> [Aim of the task]
Search the material below for the string "оценки" and extract each line that has it.

(Data entries)
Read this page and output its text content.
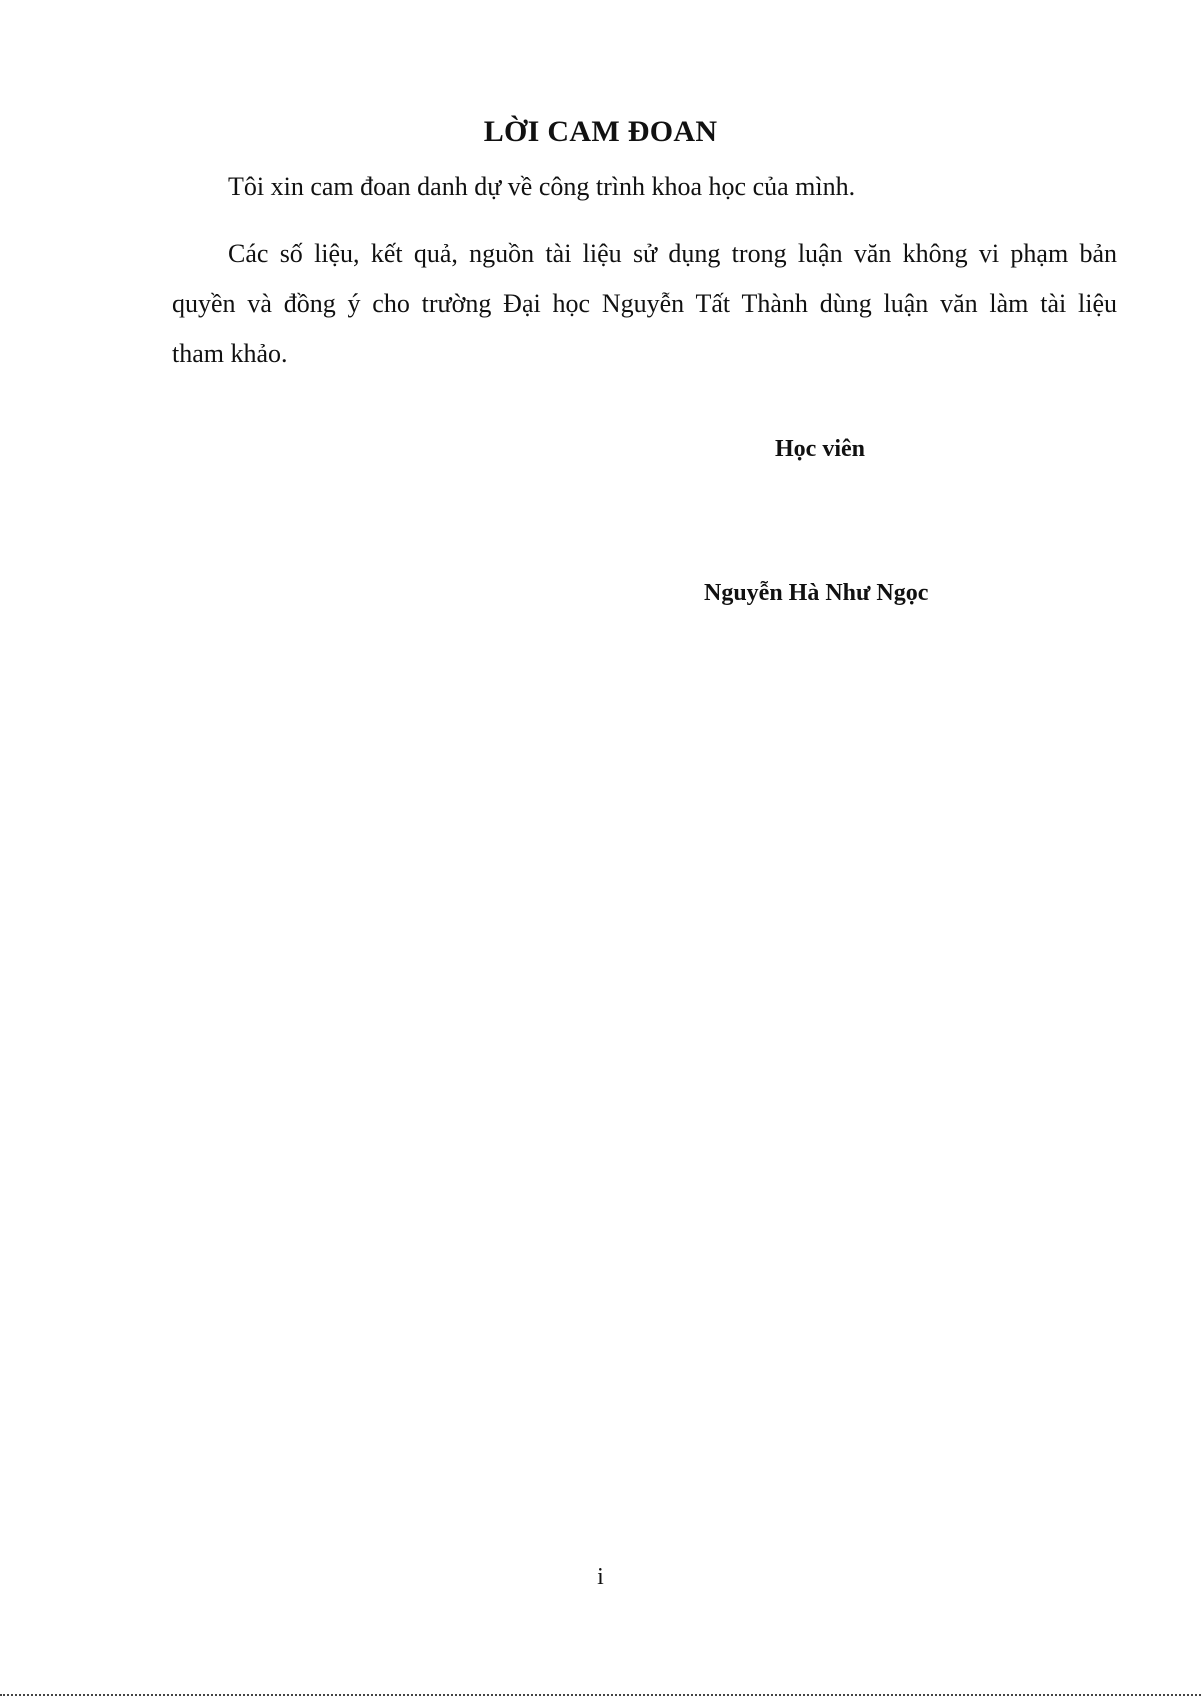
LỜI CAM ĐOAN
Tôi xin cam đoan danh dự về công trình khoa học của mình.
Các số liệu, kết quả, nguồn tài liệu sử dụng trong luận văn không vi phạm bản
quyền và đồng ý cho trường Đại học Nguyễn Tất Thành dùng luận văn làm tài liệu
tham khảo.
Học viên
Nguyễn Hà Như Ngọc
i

==

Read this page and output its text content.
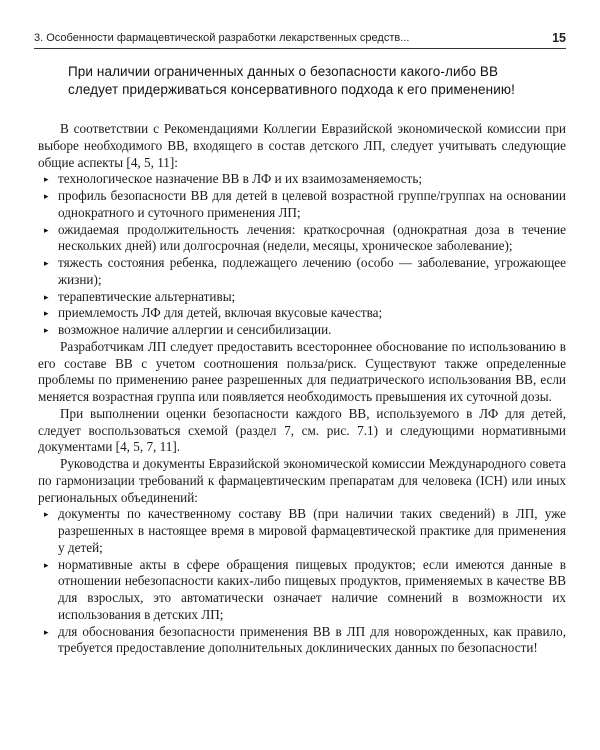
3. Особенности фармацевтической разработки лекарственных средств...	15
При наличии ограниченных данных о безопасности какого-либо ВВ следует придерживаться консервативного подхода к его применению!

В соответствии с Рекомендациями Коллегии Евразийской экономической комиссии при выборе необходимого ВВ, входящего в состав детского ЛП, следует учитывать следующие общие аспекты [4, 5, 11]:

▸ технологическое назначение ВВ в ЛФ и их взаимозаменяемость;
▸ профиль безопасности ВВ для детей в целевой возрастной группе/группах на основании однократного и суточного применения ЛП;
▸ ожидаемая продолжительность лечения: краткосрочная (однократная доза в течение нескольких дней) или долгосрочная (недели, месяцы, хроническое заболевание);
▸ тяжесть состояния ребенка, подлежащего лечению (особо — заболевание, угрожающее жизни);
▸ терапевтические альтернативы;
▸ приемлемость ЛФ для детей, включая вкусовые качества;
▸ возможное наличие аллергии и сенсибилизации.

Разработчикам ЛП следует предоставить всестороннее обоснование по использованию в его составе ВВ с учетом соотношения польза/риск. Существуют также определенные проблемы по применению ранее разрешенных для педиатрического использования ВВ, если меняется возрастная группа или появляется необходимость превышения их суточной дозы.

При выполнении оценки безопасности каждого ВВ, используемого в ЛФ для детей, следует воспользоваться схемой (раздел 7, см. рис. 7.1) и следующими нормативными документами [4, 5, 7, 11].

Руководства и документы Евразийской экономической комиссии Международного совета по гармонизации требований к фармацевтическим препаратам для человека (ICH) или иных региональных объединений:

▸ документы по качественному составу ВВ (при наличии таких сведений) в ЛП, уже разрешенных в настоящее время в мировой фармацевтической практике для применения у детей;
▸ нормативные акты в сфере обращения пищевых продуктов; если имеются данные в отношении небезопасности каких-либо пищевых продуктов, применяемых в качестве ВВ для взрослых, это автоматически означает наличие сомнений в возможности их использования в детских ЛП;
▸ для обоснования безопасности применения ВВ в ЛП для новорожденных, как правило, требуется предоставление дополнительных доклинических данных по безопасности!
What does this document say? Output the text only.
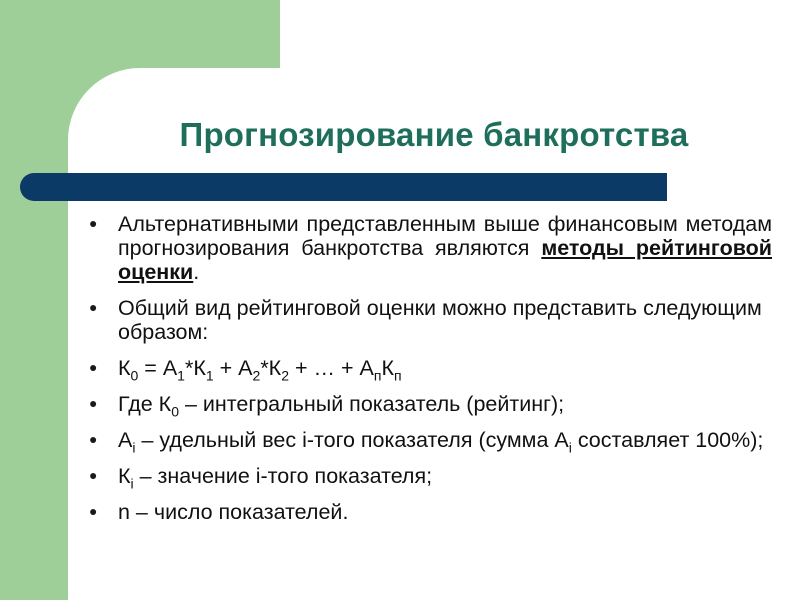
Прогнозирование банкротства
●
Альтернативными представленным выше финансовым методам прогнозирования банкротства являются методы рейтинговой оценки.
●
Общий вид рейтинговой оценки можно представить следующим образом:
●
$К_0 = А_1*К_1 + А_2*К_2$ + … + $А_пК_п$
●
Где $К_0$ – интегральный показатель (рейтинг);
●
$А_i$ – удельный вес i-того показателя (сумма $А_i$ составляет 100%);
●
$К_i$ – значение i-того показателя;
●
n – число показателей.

> [Correct response]
При выполнении оценки безопасности каждого ВВ, используемого в ЛФ для детей, следует воспользоваться схемой (раздел 7, см. рис. 7.1) и следующими нормативными документами [4, 5, 7, 11].
Альтернативными представленным выше финансовым методам прогнозирования банкротства являются методы рейтинговой оценки.
Общий вид рейтинговой оценки можно представить следующим образом:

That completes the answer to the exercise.